• _What is expected_:
Scan the data beneath this task and copy each line that includes "Local".

[Collected data entries]
================================

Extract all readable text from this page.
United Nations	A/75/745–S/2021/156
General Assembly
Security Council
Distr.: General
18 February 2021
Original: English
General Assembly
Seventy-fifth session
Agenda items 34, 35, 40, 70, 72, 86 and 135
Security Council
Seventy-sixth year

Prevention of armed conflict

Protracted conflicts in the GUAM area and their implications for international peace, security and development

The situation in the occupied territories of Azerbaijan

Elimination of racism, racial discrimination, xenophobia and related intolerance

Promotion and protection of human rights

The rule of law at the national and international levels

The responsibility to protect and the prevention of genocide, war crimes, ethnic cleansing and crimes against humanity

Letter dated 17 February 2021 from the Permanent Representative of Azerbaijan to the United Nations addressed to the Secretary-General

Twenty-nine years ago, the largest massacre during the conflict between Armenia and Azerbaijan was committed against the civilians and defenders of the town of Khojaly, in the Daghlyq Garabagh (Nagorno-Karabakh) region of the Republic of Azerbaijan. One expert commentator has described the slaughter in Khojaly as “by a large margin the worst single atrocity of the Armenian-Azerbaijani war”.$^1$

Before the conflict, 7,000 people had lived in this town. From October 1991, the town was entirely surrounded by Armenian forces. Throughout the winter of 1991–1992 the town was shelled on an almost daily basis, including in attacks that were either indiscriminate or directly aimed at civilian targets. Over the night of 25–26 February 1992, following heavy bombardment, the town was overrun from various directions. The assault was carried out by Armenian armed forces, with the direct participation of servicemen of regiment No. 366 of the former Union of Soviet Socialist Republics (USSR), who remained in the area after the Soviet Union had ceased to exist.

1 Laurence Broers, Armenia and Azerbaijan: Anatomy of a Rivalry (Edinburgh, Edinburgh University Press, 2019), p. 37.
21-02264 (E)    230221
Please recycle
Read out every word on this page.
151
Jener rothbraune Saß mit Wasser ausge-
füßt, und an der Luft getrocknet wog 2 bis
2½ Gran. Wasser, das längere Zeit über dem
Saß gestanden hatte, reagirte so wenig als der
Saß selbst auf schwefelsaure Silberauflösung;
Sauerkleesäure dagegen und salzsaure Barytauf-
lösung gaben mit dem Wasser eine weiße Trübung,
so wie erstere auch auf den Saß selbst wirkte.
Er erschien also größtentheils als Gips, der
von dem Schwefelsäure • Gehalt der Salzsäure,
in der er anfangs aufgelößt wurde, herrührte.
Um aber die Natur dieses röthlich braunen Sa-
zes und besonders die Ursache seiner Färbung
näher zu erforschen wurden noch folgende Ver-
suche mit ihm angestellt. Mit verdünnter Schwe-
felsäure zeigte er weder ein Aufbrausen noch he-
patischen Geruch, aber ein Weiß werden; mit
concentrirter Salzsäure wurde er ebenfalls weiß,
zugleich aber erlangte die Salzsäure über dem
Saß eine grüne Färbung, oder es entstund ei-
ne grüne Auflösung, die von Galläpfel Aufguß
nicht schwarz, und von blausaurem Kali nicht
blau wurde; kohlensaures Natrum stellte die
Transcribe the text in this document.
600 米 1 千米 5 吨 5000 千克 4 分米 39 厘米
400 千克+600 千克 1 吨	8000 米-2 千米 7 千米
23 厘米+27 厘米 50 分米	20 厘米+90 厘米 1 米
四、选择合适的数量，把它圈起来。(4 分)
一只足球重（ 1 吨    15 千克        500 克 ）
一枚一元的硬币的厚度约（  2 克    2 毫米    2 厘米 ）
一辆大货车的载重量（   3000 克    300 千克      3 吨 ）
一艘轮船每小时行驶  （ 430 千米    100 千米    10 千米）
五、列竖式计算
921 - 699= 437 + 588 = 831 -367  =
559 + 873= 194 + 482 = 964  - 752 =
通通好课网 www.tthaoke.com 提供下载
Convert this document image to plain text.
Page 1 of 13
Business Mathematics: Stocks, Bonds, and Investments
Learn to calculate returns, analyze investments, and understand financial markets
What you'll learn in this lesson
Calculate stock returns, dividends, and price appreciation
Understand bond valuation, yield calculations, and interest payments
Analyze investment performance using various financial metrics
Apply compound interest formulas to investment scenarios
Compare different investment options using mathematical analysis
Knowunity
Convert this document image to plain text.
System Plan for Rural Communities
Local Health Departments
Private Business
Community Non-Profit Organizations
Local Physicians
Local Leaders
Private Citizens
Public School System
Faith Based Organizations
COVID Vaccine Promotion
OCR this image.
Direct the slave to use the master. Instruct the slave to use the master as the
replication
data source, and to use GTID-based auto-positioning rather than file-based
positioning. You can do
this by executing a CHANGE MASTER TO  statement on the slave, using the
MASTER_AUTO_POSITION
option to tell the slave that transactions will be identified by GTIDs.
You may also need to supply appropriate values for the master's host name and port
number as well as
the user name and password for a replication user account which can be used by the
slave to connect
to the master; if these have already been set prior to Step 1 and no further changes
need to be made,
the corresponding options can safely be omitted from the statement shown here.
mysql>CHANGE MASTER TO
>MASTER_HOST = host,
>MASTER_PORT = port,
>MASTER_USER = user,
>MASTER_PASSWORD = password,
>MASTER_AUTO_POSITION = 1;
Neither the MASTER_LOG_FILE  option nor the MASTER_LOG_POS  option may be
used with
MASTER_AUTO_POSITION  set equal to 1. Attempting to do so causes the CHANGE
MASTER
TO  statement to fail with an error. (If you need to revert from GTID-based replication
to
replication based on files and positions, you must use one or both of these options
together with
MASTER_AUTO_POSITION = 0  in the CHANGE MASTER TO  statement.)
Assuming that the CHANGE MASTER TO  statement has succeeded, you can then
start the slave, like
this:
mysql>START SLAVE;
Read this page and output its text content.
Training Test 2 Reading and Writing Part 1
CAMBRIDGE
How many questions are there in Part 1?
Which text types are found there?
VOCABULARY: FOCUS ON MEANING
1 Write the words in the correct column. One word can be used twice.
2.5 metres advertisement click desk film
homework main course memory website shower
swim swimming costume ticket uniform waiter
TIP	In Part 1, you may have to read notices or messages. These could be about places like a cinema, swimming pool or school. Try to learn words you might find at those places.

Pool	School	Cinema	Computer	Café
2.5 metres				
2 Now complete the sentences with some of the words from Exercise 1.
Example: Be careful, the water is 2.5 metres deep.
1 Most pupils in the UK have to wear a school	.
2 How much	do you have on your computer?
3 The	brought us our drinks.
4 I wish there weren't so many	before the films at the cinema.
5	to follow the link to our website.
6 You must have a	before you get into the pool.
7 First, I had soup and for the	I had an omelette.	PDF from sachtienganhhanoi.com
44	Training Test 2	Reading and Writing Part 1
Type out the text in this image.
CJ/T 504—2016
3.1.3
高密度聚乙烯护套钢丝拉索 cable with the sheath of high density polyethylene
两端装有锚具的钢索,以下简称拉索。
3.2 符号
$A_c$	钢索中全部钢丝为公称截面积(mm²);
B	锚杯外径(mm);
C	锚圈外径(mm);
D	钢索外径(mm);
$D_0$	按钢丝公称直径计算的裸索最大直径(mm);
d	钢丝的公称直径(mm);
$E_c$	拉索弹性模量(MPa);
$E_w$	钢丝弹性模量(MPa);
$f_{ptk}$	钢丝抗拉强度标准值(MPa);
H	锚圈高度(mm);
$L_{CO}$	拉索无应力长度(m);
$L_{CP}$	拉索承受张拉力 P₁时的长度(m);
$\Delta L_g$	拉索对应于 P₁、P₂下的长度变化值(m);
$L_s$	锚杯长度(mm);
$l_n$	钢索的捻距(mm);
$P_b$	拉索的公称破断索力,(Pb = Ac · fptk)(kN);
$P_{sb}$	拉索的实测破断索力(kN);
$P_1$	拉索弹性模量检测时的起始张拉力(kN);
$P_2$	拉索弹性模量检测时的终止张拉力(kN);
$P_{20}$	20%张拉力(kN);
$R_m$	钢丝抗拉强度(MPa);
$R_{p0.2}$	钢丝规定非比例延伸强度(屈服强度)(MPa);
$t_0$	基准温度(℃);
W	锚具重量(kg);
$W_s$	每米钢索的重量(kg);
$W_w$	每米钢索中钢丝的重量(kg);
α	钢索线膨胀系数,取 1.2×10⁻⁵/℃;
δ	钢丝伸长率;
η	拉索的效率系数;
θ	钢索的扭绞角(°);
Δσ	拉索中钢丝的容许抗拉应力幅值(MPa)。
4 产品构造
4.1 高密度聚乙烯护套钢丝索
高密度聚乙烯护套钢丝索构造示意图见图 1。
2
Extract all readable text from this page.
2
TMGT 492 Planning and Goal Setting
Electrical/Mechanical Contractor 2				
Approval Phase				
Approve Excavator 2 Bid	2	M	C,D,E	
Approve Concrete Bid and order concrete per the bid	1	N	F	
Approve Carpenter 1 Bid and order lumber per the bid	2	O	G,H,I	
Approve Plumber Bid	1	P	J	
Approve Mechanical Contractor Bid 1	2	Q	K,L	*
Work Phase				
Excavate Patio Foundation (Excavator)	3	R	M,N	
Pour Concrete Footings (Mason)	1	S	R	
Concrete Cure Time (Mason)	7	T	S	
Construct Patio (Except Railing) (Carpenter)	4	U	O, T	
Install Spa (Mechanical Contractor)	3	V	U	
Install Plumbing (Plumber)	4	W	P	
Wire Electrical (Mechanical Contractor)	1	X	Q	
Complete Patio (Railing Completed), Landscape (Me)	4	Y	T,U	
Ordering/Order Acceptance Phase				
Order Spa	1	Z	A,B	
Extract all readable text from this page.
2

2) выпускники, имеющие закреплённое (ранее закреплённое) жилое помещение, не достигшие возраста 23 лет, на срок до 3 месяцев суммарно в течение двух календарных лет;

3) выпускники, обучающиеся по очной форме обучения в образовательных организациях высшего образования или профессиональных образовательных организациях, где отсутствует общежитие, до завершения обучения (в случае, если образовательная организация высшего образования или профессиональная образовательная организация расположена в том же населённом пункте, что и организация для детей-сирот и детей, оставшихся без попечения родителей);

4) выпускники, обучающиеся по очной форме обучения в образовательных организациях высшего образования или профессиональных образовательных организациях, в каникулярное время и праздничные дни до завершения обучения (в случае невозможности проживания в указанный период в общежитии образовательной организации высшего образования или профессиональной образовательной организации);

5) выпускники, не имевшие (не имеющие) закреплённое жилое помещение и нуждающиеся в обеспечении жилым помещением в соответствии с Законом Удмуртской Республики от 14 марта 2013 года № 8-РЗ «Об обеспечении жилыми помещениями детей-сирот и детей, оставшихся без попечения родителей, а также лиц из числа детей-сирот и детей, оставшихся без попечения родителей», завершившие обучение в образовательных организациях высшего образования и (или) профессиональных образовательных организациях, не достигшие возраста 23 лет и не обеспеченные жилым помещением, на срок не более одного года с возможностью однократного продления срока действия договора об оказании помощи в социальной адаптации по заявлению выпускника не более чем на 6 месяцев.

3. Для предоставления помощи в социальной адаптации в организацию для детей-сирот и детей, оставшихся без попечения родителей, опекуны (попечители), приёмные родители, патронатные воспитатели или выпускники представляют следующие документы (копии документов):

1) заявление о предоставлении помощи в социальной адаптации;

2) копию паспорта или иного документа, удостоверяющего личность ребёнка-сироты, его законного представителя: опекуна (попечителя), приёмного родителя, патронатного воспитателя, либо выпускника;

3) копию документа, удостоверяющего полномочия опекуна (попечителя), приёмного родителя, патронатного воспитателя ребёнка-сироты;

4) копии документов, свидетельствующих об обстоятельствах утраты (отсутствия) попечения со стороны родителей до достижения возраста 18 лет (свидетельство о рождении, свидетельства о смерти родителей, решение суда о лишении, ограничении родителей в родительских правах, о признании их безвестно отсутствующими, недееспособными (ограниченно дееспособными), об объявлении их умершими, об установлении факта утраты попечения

================================

• _Answer to the exercise_:
Local Health Departments
Local Physicians
Local Leaders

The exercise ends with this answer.